Written problem => Each entry below should be reproduced character for character.

Listed records =>
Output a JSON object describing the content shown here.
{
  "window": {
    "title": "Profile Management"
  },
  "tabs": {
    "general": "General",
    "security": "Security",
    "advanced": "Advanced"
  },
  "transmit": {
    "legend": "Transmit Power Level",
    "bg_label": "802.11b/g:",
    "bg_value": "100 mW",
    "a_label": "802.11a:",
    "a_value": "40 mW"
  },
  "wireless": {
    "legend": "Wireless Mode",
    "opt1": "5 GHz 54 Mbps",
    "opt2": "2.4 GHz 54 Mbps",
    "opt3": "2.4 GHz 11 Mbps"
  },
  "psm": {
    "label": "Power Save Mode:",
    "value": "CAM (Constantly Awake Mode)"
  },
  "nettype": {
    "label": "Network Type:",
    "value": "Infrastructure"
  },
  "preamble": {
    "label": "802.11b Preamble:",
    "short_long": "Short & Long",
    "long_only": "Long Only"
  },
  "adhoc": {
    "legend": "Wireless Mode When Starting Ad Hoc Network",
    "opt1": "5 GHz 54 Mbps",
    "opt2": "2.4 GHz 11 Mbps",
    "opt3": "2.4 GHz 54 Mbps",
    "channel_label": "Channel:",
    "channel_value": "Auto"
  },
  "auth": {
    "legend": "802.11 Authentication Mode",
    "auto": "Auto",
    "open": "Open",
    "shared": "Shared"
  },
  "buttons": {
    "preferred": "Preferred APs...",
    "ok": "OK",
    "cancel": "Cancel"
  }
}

Correct output =>
Output a JSON object describing the content shown here.
{
  "window": {
    "title": "Profile Management"
  },
  "tabs": {
    "general": "General",
    "security": "Security",
    "advanced": "Advanced"
  },
  "transmit": {
    "legend": "Transmit Power Level",
    "bg_label": "802.11b/g:",
    "bg_value": "100 mW",
    "a_label": "802.11a:",
    "a_value": "40 mW"
  },
  "wireless": {
    "legend": "Wireless Mode",
    "opt1": "5 GHz 54 Mbps",
    "opt2": "2.4 GHz 54 Mbps",
    "opt3": "2.4 GHz 11 Mbps"
  },
  "psm": {
    "label": "Power Save Mode:",
    "value": "CAM (Constantly Awake Mode)"
  },
  "nettype": {
    "label": "Network Type:",
    "value": "Infrastructure"
  },
  "preamble": {
    "label": "802.11b Preamble:",
    "short_long": "Short & Long",
    "long_only": "Long Only"
  },
  "adhoc": {
    "legend": "Wireless Mode When Starting Ad Hoc Network",
    "opt1": "5 GHz 54 Mbps",
    "opt2": "2.4 GHz 11 Mbps",
    "opt3": "2.4 GHz 54 Mbps",
    "channel_label": "Channel:",
    "channel_value": "Auto"
  },
  "auth": {
    "legend": "802.11 Authentication Mode",
    "auto": "Auto",
    "open": "Open",
    "shared": "Shared"
  },
  "buttons": {
    "preferred": "Preferred APs...",
    "ok": "OK",
    "cancel": "Cancel"
  }
}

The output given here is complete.